Records that describe figures
::::

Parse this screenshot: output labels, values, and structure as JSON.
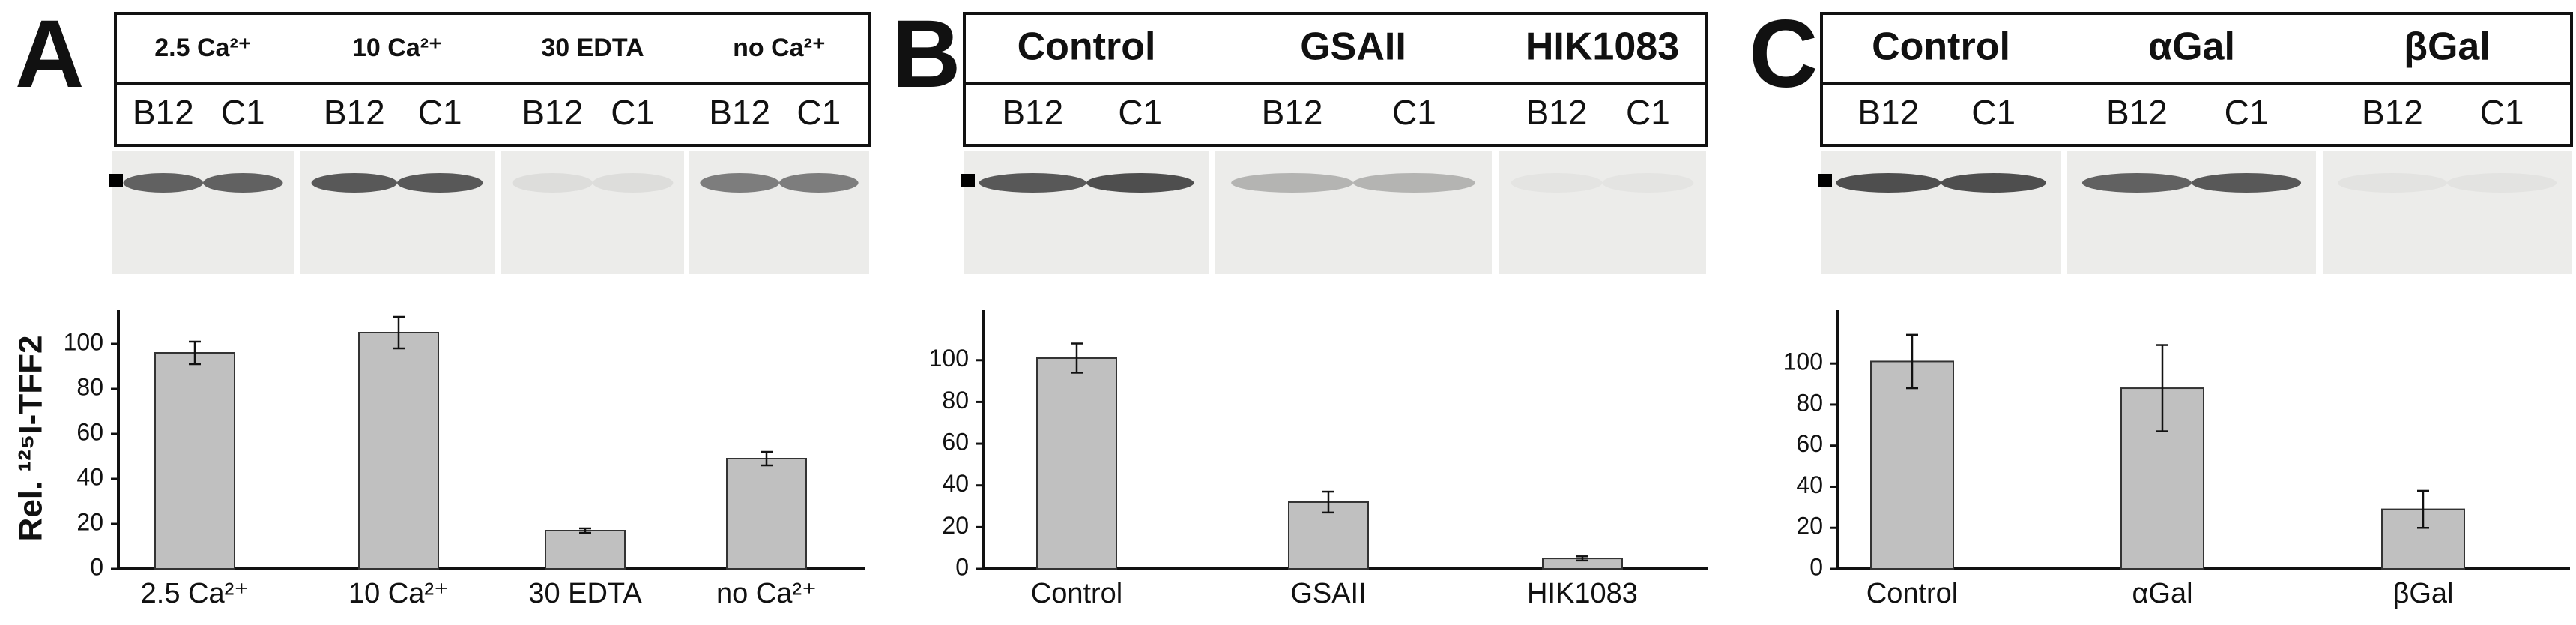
{
  "chart_data": [
    {
      "type": "bar",
      "panel_label": "A",
      "y_label": "Rel. ¹²⁵I-TFF2",
      "conditions": [
        "2.5 Ca²⁺",
        "10 Ca²⁺",
        "30 EDTA",
        "no Ca²⁺"
      ],
      "lanes": [
        [
          "B12",
          "C1"
        ],
        [
          "B12",
          "C1"
        ],
        [
          "B12",
          "C1"
        ],
        [
          "B12",
          "C1"
        ]
      ],
      "categories": [
        "2.5 Ca²⁺",
        "10 Ca²⁺",
        "30 EDTA",
        "no Ca²⁺"
      ],
      "values": [
        96,
        105,
        17,
        49
      ],
      "errors": [
        5,
        7,
        1,
        3
      ],
      "color": "#c0c0c0",
      "ylim": [
        0,
        115
      ],
      "yticks": [
        0,
        20,
        40,
        60,
        80,
        100
      ]
    },
    {
      "type": "bar",
      "panel_label": "B",
      "conditions": [
        "Control",
        "GSAII",
        "HIK1083"
      ],
      "lanes": [
        [
          "B12",
          "C1"
        ],
        [
          "B12",
          "C1"
        ],
        [
          "B12",
          "C1"
        ]
      ],
      "categories": [
        "Control",
        "GSAII",
        "HIK1083"
      ],
      "values": [
        101,
        32,
        5
      ],
      "errors": [
        7,
        5,
        1
      ],
      "color": "#c0c0c0",
      "ylim": [
        0,
        124
      ],
      "yticks": [
        0,
        20,
        40,
        60,
        80,
        100
      ]
    },
    {
      "type": "bar",
      "panel_label": "C",
      "conditions": [
        "Control",
        "αGal",
        "βGal"
      ],
      "lanes": [
        [
          "B12",
          "C1"
        ],
        [
          "B12",
          "C1"
        ],
        [
          "B12",
          "C1"
        ]
      ],
      "categories": [
        "Control",
        "αGal",
        "βGal"
      ],
      "values": [
        101,
        88,
        29
      ],
      "errors": [
        13,
        21,
        9
      ],
      "color": "#c0c0c0",
      "ylim": [
        0,
        126
      ],
      "yticks": [
        0,
        20,
        40,
        60,
        80,
        100
      ]
    }
  ]
}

::::

◆ Goal of the exercise
Copy each line of the records precisely and drop any images they hold.

◆ Result
Parse this screenshot: output labels, values, and structure as JSON.
{
  "chart_data": [
    {
      "type": "bar",
      "panel_label": "A",
      "y_label": "Rel. ¹²⁵I-TFF2",
      "conditions": [
        "2.5 Ca²⁺",
        "10 Ca²⁺",
        "30 EDTA",
        "no Ca²⁺"
      ],
      "lanes": [
        [
          "B12",
          "C1"
        ],
        [
          "B12",
          "C1"
        ],
        [
          "B12",
          "C1"
        ],
        [
          "B12",
          "C1"
        ]
      ],
      "categories": [
        "2.5 Ca²⁺",
        "10 Ca²⁺",
        "30 EDTA",
        "no Ca²⁺"
      ],
      "values": [
        96,
        105,
        17,
        49
      ],
      "errors": [
        5,
        7,
        1,
        3
      ],
      "color": "#c0c0c0",
      "ylim": [
        0,
        115
      ],
      "yticks": [
        0,
        20,
        40,
        60,
        80,
        100
      ]
    },
    {
      "type": "bar",
      "panel_label": "B",
      "conditions": [
        "Control",
        "GSAII",
        "HIK1083"
      ],
      "lanes": [
        [
          "B12",
          "C1"
        ],
        [
          "B12",
          "C1"
        ],
        [
          "B12",
          "C1"
        ]
      ],
      "categories": [
        "Control",
        "GSAII",
        "HIK1083"
      ],
      "values": [
        101,
        32,
        5
      ],
      "errors": [
        7,
        5,
        1
      ],
      "color": "#c0c0c0",
      "ylim": [
        0,
        124
      ],
      "yticks": [
        0,
        20,
        40,
        60,
        80,
        100
      ]
    },
    {
      "type": "bar",
      "panel_label": "C",
      "conditions": [
        "Control",
        "αGal",
        "βGal"
      ],
      "lanes": [
        [
          "B12",
          "C1"
        ],
        [
          "B12",
          "C1"
        ],
        [
          "B12",
          "C1"
        ]
      ],
      "categories": [
        "Control",
        "αGal",
        "βGal"
      ],
      "values": [
        101,
        88,
        29
      ],
      "errors": [
        13,
        21,
        9
      ],
      "color": "#c0c0c0",
      "ylim": [
        0,
        126
      ],
      "yticks": [
        0,
        20,
        40,
        60,
        80,
        100
      ]
    }
  ]
}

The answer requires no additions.